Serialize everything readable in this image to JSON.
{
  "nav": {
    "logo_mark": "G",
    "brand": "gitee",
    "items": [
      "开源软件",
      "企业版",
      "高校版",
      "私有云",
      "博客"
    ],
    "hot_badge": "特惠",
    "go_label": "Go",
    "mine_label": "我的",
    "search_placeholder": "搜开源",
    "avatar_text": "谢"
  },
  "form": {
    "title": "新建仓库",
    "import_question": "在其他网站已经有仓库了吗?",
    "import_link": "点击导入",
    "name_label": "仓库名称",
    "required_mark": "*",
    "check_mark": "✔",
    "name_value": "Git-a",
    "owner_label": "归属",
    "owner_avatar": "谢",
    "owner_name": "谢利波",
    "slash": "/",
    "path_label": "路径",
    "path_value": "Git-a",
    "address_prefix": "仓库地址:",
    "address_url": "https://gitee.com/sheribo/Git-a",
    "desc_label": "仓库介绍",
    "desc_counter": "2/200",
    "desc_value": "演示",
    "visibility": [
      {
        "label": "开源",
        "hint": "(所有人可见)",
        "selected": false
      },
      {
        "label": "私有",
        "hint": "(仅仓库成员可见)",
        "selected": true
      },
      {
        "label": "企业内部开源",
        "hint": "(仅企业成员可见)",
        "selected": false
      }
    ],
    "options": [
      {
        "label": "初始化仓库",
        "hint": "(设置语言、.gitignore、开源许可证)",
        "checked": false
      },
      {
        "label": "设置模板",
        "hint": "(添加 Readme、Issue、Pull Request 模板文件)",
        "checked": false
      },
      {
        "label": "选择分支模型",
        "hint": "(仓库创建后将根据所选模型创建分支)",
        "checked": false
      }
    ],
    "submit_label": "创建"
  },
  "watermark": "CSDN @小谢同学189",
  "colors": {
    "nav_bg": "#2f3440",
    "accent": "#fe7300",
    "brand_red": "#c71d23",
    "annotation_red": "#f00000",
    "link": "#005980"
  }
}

--

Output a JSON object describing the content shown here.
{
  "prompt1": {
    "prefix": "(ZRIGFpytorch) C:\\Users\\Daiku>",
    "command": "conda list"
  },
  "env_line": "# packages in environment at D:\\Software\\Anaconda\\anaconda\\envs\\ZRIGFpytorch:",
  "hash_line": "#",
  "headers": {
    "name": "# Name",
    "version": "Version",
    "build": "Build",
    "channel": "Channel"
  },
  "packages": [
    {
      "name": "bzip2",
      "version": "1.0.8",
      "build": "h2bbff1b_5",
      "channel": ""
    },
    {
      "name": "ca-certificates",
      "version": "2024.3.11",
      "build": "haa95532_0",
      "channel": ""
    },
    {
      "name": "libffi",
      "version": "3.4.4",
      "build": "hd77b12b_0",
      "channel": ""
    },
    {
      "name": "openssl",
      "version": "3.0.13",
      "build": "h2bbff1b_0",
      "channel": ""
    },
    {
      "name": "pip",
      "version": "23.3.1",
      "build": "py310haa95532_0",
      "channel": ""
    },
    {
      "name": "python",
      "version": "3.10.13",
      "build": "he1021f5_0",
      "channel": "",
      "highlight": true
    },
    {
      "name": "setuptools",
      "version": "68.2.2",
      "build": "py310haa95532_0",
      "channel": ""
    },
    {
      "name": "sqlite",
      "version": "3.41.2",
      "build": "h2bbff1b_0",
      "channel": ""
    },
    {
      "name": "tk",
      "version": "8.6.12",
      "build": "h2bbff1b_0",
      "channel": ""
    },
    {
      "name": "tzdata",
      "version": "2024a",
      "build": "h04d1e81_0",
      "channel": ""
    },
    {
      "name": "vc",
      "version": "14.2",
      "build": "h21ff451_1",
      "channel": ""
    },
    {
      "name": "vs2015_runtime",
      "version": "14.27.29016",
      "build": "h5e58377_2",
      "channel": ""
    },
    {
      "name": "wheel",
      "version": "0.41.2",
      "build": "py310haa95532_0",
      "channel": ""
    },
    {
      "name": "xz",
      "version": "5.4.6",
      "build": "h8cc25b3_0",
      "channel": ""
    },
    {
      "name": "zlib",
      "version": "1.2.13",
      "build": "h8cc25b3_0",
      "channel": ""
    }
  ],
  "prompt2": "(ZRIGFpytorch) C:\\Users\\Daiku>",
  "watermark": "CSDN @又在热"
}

__What the exercise asks__.
Find and count the lines of the data that include the string "JSON", and report that figure by itself.

__Response__.
2